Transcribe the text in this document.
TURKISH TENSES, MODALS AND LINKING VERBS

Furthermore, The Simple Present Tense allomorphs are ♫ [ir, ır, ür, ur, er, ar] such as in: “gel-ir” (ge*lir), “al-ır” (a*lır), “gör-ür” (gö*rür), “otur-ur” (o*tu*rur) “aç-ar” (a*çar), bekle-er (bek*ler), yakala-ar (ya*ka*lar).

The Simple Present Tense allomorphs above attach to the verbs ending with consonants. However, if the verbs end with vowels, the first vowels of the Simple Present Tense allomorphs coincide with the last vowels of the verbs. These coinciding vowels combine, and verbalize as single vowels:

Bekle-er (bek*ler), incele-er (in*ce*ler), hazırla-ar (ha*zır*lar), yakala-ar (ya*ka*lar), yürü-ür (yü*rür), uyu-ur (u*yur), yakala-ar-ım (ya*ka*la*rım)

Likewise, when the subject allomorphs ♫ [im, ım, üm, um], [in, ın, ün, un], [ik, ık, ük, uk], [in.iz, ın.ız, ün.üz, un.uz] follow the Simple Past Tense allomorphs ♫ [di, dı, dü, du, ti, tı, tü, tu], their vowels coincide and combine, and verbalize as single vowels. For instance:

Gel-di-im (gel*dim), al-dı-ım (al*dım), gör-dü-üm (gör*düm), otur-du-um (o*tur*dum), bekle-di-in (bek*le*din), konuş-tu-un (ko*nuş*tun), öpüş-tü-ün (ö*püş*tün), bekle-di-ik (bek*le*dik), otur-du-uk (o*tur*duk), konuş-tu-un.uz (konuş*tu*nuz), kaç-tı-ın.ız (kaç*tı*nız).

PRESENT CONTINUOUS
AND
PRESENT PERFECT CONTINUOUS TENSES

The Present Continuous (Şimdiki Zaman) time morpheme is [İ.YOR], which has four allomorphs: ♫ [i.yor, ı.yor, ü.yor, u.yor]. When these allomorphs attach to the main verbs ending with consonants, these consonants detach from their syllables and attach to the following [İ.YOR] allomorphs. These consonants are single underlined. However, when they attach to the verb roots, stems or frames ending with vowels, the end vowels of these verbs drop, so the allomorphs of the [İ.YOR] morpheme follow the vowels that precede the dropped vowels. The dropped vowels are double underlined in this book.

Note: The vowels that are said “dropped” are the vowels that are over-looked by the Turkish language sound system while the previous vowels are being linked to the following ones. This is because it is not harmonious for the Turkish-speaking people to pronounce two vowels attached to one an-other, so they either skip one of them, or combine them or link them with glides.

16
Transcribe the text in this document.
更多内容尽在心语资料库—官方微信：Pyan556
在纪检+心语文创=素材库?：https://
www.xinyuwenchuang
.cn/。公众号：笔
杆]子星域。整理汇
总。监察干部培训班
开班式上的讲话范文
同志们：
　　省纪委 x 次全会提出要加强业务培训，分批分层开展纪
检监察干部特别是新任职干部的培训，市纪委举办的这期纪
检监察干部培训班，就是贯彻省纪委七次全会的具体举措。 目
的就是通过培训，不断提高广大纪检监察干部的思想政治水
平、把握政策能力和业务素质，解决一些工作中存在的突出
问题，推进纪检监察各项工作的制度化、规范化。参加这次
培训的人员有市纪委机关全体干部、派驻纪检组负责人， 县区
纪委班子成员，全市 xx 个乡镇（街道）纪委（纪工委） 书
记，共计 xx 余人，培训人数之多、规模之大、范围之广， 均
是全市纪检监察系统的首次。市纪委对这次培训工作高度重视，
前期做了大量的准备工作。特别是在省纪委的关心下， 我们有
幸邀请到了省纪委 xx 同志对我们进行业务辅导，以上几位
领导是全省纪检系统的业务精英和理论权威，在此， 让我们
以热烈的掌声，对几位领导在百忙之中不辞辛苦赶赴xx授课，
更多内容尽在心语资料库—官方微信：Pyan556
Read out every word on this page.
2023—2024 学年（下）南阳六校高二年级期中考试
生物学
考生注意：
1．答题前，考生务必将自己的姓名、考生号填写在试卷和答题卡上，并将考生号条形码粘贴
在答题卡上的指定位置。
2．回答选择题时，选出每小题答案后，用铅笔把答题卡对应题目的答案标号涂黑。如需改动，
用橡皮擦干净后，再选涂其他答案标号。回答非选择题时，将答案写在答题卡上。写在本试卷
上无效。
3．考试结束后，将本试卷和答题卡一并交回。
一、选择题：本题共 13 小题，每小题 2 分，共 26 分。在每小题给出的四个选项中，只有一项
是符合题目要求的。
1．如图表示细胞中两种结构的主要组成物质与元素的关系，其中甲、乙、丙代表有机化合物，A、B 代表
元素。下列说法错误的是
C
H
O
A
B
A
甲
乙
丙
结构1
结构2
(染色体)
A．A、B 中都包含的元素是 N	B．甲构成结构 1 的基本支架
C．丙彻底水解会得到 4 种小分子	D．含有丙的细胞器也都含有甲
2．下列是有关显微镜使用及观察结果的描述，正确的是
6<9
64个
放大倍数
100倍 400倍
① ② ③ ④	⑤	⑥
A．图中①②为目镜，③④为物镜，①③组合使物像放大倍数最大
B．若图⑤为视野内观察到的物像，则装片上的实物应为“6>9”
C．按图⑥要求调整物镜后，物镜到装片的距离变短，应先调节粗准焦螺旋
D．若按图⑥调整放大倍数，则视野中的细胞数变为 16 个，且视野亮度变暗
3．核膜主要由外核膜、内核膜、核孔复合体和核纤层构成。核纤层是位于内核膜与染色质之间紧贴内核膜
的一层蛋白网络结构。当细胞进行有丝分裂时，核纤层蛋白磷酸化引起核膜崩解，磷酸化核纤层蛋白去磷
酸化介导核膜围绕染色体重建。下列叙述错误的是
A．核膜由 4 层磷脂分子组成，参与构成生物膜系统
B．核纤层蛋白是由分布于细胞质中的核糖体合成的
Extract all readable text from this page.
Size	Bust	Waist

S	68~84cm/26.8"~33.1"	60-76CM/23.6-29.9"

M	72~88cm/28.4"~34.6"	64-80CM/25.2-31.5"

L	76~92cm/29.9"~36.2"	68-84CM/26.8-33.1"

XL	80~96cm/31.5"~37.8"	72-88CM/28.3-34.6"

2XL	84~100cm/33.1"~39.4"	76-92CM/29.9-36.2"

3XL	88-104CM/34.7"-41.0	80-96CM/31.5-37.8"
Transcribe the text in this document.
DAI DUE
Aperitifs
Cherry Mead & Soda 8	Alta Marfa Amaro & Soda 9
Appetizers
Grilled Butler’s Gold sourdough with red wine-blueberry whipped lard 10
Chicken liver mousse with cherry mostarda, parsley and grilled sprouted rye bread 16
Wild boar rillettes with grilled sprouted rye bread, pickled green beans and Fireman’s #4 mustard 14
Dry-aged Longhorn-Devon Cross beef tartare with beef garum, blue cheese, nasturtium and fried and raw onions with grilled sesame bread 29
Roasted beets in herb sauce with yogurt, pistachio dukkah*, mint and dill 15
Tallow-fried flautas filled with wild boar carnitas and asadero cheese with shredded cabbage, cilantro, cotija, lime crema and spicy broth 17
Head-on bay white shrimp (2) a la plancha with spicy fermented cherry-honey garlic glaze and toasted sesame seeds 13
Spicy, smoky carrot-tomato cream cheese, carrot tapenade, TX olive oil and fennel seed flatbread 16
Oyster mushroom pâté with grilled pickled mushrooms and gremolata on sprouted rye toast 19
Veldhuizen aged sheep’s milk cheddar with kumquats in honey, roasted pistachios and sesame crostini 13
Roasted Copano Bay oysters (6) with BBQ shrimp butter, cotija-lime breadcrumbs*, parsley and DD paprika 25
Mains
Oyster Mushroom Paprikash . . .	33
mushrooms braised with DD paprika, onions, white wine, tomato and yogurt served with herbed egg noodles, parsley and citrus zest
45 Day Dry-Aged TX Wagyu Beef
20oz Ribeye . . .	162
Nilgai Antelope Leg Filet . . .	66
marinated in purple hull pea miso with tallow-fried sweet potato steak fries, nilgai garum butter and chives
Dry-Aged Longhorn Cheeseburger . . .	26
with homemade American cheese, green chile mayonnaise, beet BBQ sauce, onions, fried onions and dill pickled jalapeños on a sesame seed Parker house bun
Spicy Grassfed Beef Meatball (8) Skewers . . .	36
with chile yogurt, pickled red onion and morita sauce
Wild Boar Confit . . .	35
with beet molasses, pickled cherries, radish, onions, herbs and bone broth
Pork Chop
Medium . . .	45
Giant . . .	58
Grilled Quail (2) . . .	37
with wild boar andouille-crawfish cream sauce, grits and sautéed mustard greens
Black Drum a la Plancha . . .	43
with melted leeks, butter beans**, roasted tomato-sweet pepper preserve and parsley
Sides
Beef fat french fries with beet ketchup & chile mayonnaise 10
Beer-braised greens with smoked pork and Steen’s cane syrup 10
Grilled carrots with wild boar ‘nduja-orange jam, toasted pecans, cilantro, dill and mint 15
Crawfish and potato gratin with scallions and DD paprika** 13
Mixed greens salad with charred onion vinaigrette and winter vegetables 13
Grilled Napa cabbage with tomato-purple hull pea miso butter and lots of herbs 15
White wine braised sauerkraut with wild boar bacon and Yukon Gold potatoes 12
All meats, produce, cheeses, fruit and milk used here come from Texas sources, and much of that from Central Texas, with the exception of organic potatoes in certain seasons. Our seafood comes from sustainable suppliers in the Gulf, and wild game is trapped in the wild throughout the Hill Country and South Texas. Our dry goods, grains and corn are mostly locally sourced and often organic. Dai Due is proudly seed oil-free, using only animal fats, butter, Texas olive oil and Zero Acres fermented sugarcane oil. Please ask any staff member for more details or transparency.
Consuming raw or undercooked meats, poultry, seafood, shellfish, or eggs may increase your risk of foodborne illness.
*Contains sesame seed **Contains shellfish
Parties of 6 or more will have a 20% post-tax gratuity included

+--

## YOUR OBJECTIVE
Which lines hold the word "shrimp"? Show each one.

## RESPONSE TO THE EXERCISE
Head-on bay white shrimp (2) a la plancha with spicy fermented cherry-honey garlic glaze and toasted sesame seeds 13
Roasted Copano Bay oysters (6) with BBQ shrimp butter, cotija-lime breadcrumbs*, parsley and DD paprika 25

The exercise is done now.